◆ What this task involves ◆
Tally the lines holding "Weltweite" and state only that figure.

(Collected data)
- - -
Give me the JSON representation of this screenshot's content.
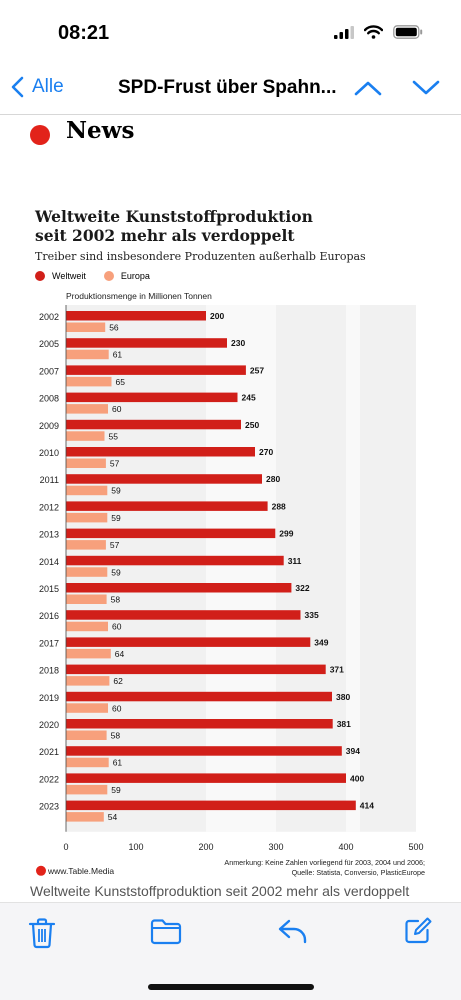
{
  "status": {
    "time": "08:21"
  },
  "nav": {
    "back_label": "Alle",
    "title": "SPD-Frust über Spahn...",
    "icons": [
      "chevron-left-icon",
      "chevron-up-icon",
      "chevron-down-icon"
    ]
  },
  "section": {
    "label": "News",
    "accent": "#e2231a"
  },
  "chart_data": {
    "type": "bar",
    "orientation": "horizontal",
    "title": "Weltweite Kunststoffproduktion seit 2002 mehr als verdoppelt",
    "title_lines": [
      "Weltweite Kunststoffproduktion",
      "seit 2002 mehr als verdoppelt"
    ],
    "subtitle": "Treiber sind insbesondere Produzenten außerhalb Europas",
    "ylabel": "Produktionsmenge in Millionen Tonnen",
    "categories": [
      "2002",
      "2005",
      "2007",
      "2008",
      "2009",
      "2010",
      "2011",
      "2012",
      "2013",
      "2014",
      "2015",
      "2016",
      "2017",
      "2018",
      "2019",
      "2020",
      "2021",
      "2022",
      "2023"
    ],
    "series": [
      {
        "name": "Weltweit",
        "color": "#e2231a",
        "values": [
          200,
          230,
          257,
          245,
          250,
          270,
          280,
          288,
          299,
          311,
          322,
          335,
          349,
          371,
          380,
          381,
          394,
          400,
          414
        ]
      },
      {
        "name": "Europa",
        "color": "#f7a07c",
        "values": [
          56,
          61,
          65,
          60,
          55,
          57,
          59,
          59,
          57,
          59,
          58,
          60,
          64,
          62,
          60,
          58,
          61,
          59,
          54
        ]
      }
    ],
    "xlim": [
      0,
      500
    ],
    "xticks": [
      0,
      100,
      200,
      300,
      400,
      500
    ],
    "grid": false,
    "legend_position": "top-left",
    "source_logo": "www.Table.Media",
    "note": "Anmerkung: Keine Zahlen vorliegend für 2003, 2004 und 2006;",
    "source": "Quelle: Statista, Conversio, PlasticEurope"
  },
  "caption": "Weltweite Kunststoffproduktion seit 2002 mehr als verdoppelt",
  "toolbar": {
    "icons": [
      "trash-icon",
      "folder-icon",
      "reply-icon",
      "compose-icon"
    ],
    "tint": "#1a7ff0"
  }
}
- - -
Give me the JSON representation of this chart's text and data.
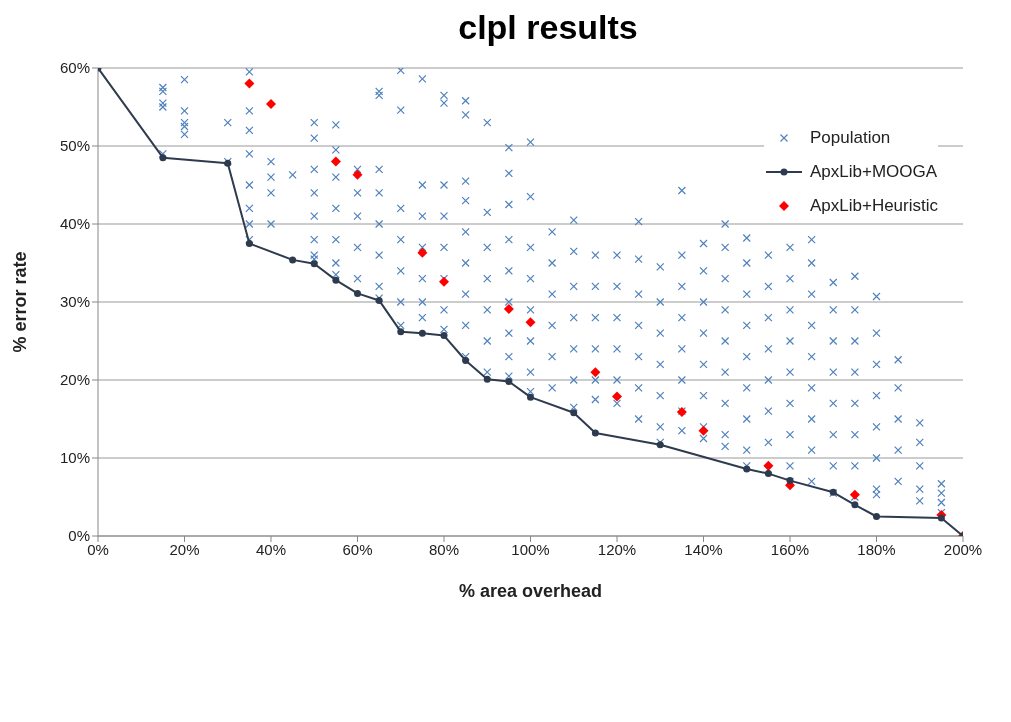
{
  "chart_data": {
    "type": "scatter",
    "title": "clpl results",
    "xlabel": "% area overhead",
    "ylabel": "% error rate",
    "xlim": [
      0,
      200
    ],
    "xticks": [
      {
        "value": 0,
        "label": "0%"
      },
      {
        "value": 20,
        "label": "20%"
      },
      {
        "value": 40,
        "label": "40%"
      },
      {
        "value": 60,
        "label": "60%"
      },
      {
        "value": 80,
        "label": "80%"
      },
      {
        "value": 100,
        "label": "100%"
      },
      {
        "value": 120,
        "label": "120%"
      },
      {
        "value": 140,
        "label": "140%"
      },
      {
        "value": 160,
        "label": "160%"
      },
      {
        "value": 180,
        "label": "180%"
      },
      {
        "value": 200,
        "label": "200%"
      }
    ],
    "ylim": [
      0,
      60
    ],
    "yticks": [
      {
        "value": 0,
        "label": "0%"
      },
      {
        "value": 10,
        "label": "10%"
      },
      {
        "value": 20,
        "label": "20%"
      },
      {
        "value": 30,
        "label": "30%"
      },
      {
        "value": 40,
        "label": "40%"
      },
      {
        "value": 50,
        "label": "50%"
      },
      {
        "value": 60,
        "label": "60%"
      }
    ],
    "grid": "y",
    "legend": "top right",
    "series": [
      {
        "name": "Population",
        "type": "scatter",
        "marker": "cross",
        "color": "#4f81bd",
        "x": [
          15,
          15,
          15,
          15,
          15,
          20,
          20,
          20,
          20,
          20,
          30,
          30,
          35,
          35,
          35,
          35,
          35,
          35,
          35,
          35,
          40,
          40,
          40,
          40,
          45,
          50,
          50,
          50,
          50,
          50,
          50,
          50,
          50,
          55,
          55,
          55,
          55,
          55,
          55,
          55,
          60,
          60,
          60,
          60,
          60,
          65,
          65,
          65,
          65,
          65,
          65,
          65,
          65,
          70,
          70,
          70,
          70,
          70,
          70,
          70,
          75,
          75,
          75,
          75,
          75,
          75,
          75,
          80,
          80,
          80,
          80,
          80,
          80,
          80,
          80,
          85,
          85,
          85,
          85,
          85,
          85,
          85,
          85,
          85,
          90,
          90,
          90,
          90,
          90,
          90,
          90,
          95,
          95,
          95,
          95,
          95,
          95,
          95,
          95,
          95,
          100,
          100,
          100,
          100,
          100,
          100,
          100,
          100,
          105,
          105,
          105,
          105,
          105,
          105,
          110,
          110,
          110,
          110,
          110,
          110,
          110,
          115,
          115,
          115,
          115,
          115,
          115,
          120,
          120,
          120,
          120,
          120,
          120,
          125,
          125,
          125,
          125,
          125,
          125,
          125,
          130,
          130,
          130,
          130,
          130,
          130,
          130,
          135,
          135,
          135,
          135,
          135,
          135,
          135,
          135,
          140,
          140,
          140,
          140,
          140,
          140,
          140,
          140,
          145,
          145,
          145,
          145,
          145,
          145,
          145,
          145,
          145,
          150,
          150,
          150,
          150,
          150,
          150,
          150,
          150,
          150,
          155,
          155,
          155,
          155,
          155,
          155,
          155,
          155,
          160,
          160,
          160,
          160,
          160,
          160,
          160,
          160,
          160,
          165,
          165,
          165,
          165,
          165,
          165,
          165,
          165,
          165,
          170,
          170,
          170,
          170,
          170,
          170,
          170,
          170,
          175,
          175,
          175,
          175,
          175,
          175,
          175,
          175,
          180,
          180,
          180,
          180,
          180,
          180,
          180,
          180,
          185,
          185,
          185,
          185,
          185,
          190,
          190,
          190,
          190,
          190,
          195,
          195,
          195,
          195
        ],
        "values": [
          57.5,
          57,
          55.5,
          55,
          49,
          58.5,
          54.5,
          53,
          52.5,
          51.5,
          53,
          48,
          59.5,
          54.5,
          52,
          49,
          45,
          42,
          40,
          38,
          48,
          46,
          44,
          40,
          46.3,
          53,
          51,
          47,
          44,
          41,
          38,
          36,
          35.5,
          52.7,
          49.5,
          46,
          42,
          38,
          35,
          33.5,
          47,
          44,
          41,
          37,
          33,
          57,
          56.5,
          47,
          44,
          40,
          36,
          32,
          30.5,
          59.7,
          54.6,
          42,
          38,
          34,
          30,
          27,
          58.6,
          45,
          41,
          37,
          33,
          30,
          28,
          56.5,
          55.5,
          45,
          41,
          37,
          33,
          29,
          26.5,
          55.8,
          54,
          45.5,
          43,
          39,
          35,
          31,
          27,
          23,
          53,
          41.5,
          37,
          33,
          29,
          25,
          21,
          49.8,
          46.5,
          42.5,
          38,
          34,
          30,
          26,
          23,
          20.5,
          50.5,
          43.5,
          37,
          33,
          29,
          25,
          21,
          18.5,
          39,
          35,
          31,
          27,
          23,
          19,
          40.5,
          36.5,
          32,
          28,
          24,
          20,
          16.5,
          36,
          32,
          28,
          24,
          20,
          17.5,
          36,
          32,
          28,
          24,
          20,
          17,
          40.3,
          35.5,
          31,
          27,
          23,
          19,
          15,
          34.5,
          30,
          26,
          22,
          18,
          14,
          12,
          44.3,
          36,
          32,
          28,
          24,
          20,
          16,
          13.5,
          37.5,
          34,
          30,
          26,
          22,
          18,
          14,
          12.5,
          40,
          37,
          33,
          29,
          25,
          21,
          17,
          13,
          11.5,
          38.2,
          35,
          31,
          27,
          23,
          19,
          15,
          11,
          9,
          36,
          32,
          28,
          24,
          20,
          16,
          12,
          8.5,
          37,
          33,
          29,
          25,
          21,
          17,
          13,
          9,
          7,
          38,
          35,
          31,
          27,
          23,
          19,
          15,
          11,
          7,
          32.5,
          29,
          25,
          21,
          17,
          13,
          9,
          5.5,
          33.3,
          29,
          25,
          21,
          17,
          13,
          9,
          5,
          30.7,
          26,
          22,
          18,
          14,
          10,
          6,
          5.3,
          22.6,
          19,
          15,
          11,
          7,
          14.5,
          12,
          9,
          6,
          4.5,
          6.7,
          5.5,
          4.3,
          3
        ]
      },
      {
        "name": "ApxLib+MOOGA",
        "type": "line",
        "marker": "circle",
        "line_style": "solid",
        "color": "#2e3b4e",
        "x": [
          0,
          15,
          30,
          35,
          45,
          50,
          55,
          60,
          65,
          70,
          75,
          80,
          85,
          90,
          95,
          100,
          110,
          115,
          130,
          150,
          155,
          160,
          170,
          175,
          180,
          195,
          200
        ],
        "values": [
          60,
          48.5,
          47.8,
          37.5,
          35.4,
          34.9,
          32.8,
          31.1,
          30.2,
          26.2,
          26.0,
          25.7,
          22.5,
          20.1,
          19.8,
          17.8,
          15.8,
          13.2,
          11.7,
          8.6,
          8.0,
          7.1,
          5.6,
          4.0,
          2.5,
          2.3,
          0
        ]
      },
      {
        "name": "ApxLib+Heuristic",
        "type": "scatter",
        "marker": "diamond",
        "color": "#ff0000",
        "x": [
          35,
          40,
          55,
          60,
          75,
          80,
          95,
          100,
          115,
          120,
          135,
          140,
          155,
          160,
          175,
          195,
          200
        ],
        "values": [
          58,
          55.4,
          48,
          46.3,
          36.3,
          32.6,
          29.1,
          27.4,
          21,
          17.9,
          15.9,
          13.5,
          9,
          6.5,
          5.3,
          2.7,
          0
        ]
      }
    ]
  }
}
- - -
◆ Result ◆
3